## STATED EXERCISE
Please recast the material as a numbered list, from its first line through the line with "anchor blocks <box>1261 387 1272 399</box>", leaving out blank lines and anything after that line.

## MATERIAL FOR THE TASK
• • • • • • •
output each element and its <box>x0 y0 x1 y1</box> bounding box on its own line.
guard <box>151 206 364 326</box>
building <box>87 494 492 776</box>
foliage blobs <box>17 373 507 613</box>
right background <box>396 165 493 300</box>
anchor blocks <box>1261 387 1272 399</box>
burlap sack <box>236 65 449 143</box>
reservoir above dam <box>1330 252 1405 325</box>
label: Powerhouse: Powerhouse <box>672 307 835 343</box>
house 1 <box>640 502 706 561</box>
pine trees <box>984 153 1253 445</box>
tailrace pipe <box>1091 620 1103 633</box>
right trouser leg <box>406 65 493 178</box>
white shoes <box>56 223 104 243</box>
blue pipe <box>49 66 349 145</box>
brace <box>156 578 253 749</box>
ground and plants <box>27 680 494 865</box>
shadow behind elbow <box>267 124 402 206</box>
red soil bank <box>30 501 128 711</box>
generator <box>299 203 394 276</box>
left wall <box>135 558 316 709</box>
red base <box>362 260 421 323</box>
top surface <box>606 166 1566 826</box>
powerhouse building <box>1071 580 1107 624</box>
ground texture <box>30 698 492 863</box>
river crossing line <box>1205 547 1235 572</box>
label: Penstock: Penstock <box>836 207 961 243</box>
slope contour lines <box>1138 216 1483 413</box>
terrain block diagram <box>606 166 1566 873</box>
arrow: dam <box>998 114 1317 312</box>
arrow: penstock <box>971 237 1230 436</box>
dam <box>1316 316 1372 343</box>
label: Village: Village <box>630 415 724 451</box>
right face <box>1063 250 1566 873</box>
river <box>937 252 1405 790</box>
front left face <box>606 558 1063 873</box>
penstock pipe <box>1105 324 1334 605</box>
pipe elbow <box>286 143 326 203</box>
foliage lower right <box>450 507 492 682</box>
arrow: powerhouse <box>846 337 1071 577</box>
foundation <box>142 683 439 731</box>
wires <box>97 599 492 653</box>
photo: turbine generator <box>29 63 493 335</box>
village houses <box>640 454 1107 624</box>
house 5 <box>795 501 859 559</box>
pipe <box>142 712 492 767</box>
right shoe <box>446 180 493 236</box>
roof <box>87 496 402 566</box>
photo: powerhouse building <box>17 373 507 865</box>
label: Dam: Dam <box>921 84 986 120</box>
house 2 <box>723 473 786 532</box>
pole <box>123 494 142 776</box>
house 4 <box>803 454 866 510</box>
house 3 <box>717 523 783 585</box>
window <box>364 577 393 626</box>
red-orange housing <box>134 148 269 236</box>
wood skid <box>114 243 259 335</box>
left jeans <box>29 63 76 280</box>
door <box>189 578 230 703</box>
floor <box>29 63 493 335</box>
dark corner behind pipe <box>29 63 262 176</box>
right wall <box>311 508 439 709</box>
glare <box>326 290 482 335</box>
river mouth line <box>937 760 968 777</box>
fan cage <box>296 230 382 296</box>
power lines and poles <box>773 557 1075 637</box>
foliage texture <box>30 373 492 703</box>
• • • • • • •
## EXPECTED OUTPUT
1. output each element and its <box>x0 y0 x1 y1</box> bounding box on its own line.
2. guard <box>151 206 364 326</box>
3. building <box>87 494 492 776</box>
4. foliage blobs <box>17 373 507 613</box>
5. right background <box>396 165 493 300</box>
6. anchor blocks <box>1261 387 1272 399</box>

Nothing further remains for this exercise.